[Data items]
* * * * * * * * *
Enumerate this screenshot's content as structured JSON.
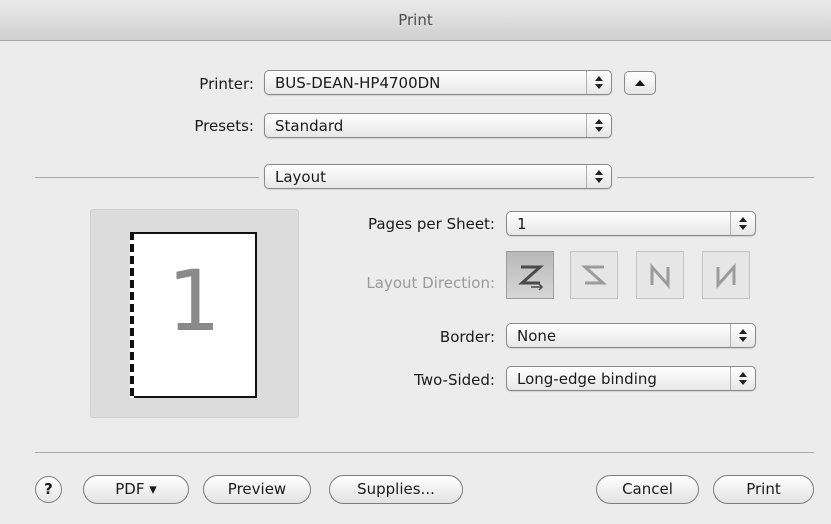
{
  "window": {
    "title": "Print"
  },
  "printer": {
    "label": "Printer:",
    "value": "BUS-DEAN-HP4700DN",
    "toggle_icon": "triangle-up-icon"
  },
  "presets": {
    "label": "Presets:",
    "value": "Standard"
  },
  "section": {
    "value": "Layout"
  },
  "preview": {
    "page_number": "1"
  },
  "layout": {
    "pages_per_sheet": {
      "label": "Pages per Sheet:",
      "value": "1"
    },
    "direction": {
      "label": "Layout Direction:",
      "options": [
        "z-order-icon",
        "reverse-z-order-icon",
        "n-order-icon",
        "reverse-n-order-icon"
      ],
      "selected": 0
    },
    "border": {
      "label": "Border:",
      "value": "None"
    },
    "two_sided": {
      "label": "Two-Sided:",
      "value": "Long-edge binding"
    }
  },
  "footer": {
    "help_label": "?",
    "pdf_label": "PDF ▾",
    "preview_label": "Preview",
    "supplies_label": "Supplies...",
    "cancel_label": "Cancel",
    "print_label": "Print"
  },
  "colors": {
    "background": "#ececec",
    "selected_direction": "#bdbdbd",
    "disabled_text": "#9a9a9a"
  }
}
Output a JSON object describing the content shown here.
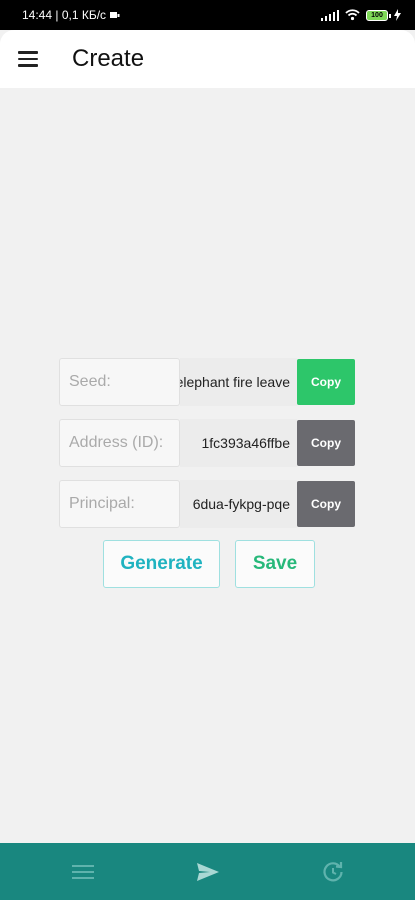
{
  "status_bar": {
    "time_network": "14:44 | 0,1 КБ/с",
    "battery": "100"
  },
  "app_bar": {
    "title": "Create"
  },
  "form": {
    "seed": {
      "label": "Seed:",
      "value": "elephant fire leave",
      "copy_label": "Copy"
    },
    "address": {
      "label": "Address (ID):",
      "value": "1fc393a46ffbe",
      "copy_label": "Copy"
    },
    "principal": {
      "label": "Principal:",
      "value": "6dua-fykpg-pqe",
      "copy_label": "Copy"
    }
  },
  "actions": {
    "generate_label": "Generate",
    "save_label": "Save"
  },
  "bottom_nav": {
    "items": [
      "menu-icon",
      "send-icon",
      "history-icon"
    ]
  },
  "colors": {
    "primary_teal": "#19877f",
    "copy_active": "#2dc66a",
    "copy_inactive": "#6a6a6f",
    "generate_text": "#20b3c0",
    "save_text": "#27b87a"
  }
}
* * * * * * * * *
### [REQUIRED WORK]
Except for the pictures, give all the material above again verbatim.

### [RESPONSE TO THE EXERCISE]
Enumerate this screenshot's content as structured JSON.
{
  "window": {
    "title": "Print"
  },
  "printer": {
    "label": "Printer:",
    "value": "BUS-DEAN-HP4700DN",
    "toggle_icon": "triangle-up-icon"
  },
  "presets": {
    "label": "Presets:",
    "value": "Standard"
  },
  "section": {
    "value": "Layout"
  },
  "preview": {
    "page_number": "1"
  },
  "layout": {
    "pages_per_sheet": {
      "label": "Pages per Sheet:",
      "value": "1"
    },
    "direction": {
      "label": "Layout Direction:",
      "options": [
        "z-order-icon",
        "reverse-z-order-icon",
        "n-order-icon",
        "reverse-n-order-icon"
      ],
      "selected": 0
    },
    "border": {
      "label": "Border:",
      "value": "None"
    },
    "two_sided": {
      "label": "Two-Sided:",
      "value": "Long-edge binding"
    }
  },
  "footer": {
    "help_label": "?",
    "pdf_label": "PDF ▾",
    "preview_label": "Preview",
    "supplies_label": "Supplies...",
    "cancel_label": "Cancel",
    "print_label": "Print"
  },
  "colors": {
    "background": "#ececec",
    "selected_direction": "#bdbdbd",
    "disabled_text": "#9a9a9a"
  }
}
Output a JSON object describing the content shown here.
{
  "status_bar": {
    "time_network": "14:44 | 0,1 КБ/с",
    "battery": "100"
  },
  "app_bar": {
    "title": "Create"
  },
  "form": {
    "seed": {
      "label": "Seed:",
      "value": "elephant fire leave",
      "copy_label": "Copy"
    },
    "address": {
      "label": "Address (ID):",
      "value": "1fc393a46ffbe",
      "copy_label": "Copy"
    },
    "principal": {
      "label": "Principal:",
      "value": "6dua-fykpg-pqe",
      "copy_label": "Copy"
    }
  },
  "actions": {
    "generate_label": "Generate",
    "save_label": "Save"
  },
  "bottom_nav": {
    "items": [
      "menu-icon",
      "send-icon",
      "history-icon"
    ]
  },
  "colors": {
    "primary_teal": "#19877f",
    "copy_active": "#2dc66a",
    "copy_inactive": "#6a6a6f",
    "generate_text": "#20b3c0",
    "save_text": "#27b87a"
  }
}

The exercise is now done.